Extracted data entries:
"""

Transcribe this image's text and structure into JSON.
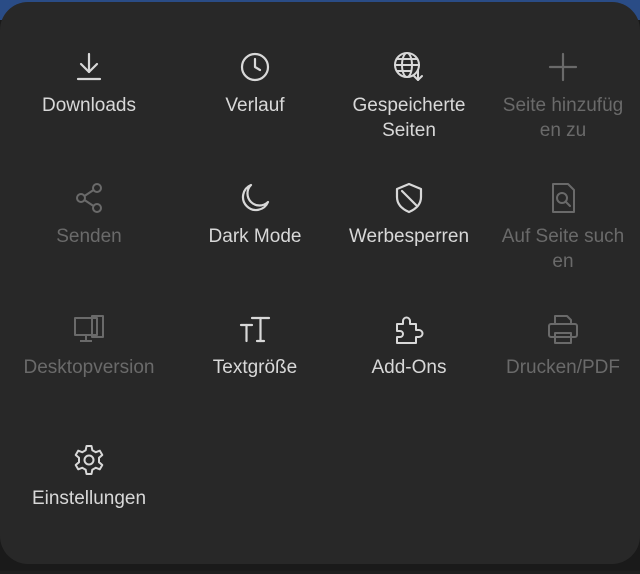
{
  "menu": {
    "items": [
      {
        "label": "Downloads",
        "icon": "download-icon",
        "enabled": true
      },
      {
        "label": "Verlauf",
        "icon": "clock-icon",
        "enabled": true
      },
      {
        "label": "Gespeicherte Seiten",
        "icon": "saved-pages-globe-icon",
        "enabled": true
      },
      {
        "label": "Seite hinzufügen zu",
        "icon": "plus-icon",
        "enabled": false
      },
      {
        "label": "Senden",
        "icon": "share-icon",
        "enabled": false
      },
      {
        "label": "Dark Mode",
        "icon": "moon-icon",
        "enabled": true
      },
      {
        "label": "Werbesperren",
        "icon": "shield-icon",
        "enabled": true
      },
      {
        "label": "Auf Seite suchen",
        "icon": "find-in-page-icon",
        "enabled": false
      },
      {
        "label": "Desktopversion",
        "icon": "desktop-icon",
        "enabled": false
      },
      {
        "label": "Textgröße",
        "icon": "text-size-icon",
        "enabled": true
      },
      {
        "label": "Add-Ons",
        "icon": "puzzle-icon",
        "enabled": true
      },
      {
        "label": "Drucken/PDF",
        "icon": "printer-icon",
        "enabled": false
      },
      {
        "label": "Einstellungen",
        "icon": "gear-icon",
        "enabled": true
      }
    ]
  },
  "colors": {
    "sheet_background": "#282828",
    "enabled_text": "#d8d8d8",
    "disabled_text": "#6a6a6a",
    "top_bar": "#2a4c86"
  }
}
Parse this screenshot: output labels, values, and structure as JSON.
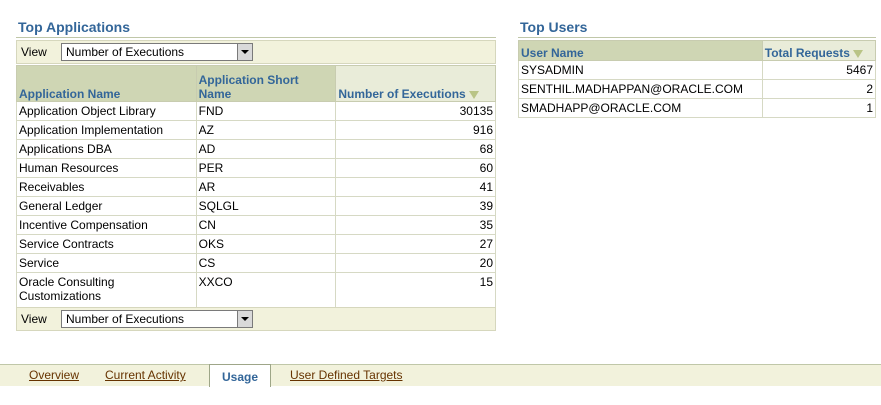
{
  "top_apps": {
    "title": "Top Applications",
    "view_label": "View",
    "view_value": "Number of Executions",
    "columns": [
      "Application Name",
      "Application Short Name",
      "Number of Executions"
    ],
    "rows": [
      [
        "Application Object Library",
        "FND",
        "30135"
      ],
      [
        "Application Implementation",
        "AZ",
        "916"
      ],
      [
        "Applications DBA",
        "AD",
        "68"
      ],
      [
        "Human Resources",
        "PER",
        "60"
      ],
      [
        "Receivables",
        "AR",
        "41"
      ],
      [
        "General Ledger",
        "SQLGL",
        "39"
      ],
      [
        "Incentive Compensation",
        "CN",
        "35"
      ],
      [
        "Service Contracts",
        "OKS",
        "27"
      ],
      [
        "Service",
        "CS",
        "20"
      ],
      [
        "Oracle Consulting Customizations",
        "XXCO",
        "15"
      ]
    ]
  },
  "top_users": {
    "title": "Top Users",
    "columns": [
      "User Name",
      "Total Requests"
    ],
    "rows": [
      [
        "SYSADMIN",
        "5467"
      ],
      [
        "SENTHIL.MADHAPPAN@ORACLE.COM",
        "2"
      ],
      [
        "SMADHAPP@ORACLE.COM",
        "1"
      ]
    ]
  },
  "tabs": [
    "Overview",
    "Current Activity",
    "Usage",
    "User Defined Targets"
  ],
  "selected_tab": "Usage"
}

"""

Do not copy the pictures, but repeat every line exactly.

Transcribe this image's text and structure into JSON.
{
  "menu": {
    "items": [
      {
        "label": "Downloads",
        "icon": "download-icon",
        "enabled": true
      },
      {
        "label": "Verlauf",
        "icon": "clock-icon",
        "enabled": true
      },
      {
        "label": "Gespeicherte Seiten",
        "icon": "saved-pages-globe-icon",
        "enabled": true
      },
      {
        "label": "Seite hinzufügen zu",
        "icon": "plus-icon",
        "enabled": false
      },
      {
        "label": "Senden",
        "icon": "share-icon",
        "enabled": false
      },
      {
        "label": "Dark Mode",
        "icon": "moon-icon",
        "enabled": true
      },
      {
        "label": "Werbesperren",
        "icon": "shield-icon",
        "enabled": true
      },
      {
        "label": "Auf Seite suchen",
        "icon": "find-in-page-icon",
        "enabled": false
      },
      {
        "label": "Desktopversion",
        "icon": "desktop-icon",
        "enabled": false
      },
      {
        "label": "Textgröße",
        "icon": "text-size-icon",
        "enabled": true
      },
      {
        "label": "Add-Ons",
        "icon": "puzzle-icon",
        "enabled": true
      },
      {
        "label": "Drucken/PDF",
        "icon": "printer-icon",
        "enabled": false
      },
      {
        "label": "Einstellungen",
        "icon": "gear-icon",
        "enabled": true
      }
    ]
  },
  "colors": {
    "sheet_background": "#282828",
    "enabled_text": "#d8d8d8",
    "disabled_text": "#6a6a6a",
    "top_bar": "#2a4c86"
  }
}
Parse this screenshot: output labels, values, and structure as JSON.
{
  "top_apps": {
    "title": "Top Applications",
    "view_label": "View",
    "view_value": "Number of Executions",
    "columns": [
      "Application Name",
      "Application Short Name",
      "Number of Executions"
    ],
    "rows": [
      [
        "Application Object Library",
        "FND",
        "30135"
      ],
      [
        "Application Implementation",
        "AZ",
        "916"
      ],
      [
        "Applications DBA",
        "AD",
        "68"
      ],
      [
        "Human Resources",
        "PER",
        "60"
      ],
      [
        "Receivables",
        "AR",
        "41"
      ],
      [
        "General Ledger",
        "SQLGL",
        "39"
      ],
      [
        "Incentive Compensation",
        "CN",
        "35"
      ],
      [
        "Service Contracts",
        "OKS",
        "27"
      ],
      [
        "Service",
        "CS",
        "20"
      ],
      [
        "Oracle Consulting Customizations",
        "XXCO",
        "15"
      ]
    ]
  },
  "top_users": {
    "title": "Top Users",
    "columns": [
      "User Name",
      "Total Requests"
    ],
    "rows": [
      [
        "SYSADMIN",
        "5467"
      ],
      [
        "SENTHIL.MADHAPPAN@ORACLE.COM",
        "2"
      ],
      [
        "SMADHAPP@ORACLE.COM",
        "1"
      ]
    ]
  },
  "tabs": [
    "Overview",
    "Current Activity",
    "Usage",
    "User Defined Targets"
  ],
  "selected_tab": "Usage"
}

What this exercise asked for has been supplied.